Given data:
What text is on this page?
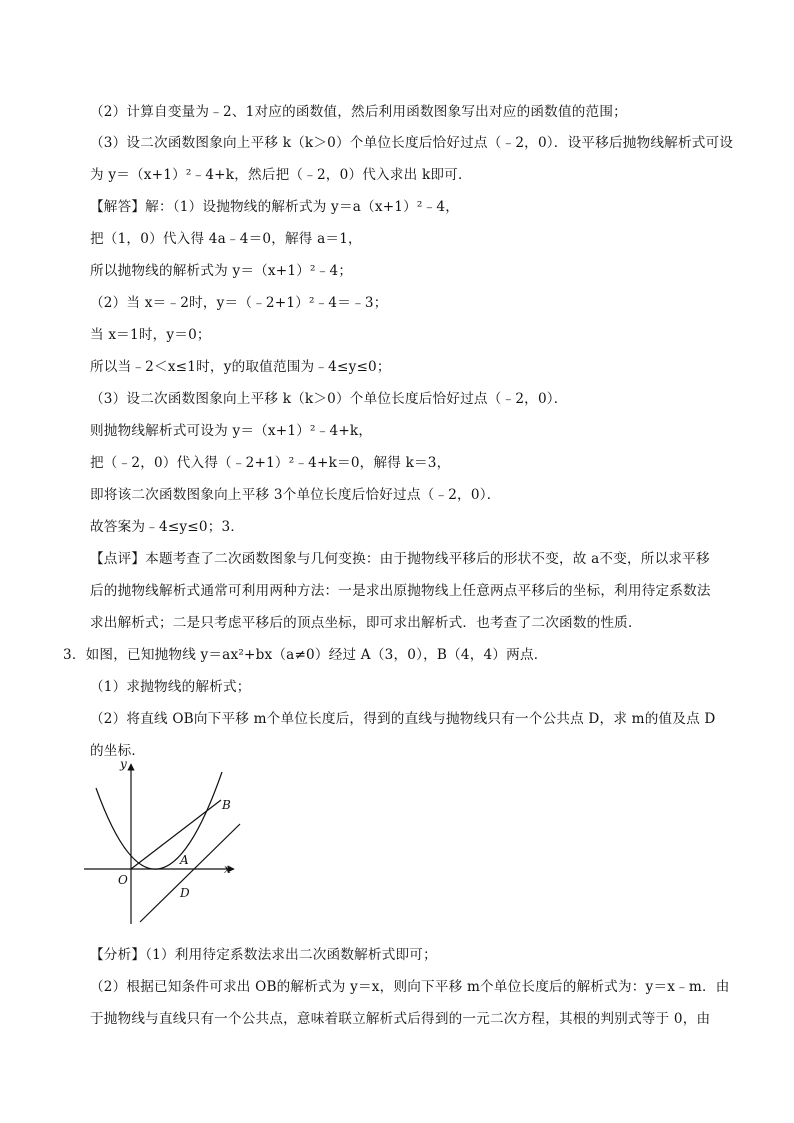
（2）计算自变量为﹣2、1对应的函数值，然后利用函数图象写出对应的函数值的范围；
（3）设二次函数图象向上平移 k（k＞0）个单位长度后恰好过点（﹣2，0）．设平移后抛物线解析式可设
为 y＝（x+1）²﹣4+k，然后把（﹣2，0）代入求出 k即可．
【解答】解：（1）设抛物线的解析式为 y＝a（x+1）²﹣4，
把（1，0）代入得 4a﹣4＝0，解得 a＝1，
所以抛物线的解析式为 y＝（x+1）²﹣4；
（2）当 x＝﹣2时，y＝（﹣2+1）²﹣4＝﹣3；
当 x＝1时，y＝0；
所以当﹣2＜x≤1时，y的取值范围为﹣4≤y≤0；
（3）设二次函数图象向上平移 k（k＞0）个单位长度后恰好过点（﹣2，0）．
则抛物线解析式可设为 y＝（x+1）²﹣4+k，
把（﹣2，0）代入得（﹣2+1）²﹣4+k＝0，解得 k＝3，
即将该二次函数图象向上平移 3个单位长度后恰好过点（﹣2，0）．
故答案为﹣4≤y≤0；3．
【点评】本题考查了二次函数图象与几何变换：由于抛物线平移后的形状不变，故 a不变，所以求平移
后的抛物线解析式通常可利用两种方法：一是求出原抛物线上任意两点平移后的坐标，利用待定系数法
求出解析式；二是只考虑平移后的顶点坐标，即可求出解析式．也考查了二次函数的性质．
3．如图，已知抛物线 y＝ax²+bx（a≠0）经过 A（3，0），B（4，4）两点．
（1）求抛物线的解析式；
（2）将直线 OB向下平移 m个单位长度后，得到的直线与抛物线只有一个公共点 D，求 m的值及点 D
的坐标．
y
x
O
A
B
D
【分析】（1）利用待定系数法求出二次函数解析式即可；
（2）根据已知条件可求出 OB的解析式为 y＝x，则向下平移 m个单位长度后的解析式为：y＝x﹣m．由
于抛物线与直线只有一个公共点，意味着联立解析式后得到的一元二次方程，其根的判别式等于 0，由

* * *

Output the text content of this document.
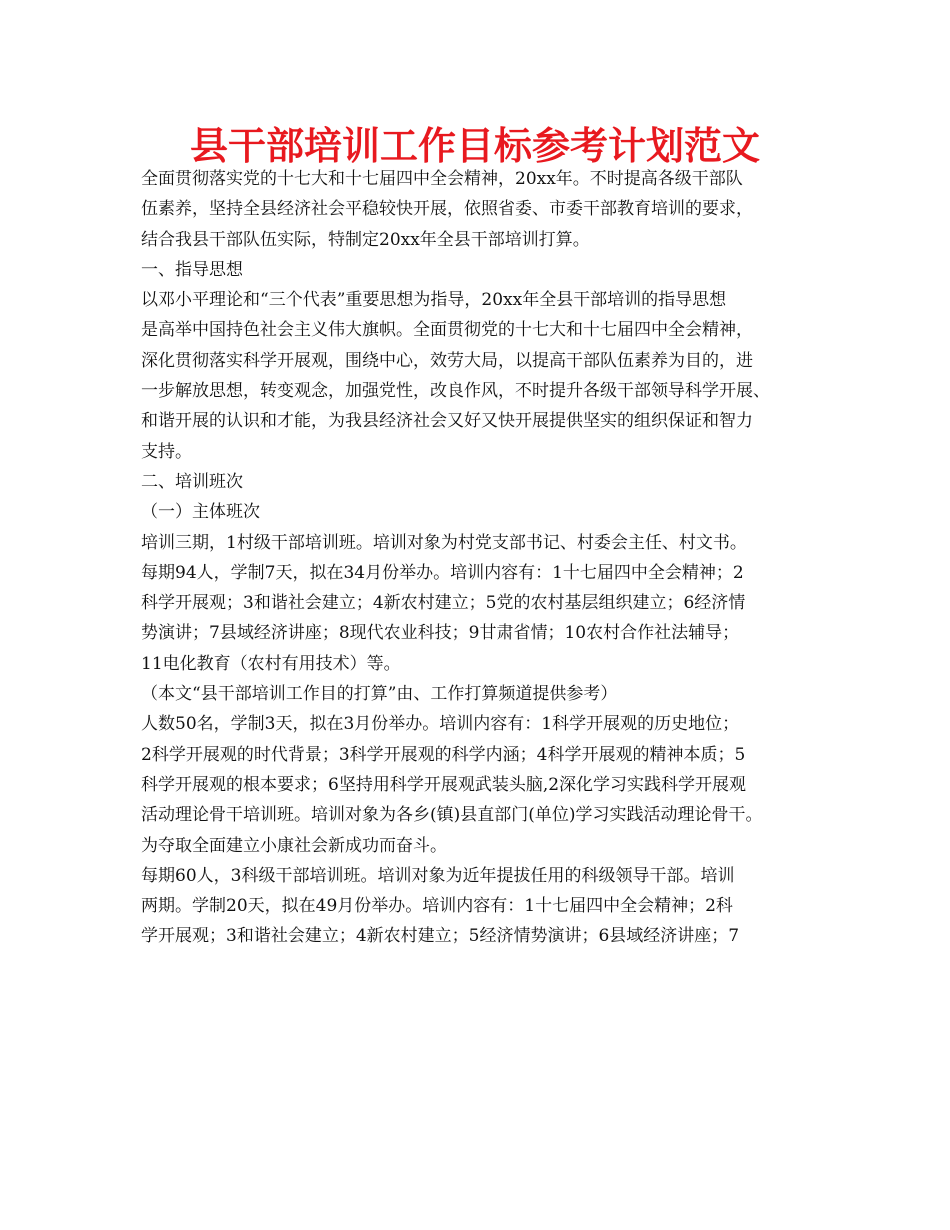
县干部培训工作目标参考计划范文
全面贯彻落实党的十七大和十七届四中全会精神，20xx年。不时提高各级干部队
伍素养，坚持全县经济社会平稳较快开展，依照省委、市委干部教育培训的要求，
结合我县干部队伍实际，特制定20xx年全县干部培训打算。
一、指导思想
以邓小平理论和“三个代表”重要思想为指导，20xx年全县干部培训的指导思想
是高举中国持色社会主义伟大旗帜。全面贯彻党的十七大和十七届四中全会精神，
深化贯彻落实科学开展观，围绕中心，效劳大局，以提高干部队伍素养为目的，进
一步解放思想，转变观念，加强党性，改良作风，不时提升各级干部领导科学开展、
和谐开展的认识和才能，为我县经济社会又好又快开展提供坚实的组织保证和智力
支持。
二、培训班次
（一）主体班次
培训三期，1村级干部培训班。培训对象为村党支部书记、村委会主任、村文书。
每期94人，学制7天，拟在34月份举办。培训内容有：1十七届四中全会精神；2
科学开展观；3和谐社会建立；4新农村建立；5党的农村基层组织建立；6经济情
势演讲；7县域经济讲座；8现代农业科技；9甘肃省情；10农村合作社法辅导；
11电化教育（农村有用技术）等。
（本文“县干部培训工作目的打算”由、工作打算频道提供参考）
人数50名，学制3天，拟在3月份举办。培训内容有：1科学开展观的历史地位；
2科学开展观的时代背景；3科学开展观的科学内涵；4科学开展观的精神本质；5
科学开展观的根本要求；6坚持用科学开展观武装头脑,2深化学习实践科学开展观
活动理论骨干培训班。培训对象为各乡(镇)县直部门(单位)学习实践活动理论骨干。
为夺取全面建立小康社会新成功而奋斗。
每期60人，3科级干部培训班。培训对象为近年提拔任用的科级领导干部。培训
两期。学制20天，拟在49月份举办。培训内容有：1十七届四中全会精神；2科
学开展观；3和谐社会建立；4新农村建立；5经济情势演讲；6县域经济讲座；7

Task description:
What is the number of lines in the records that contain the word "设二次函数图象向上平移"? Answer with the number and nothing else.

Correct result:
2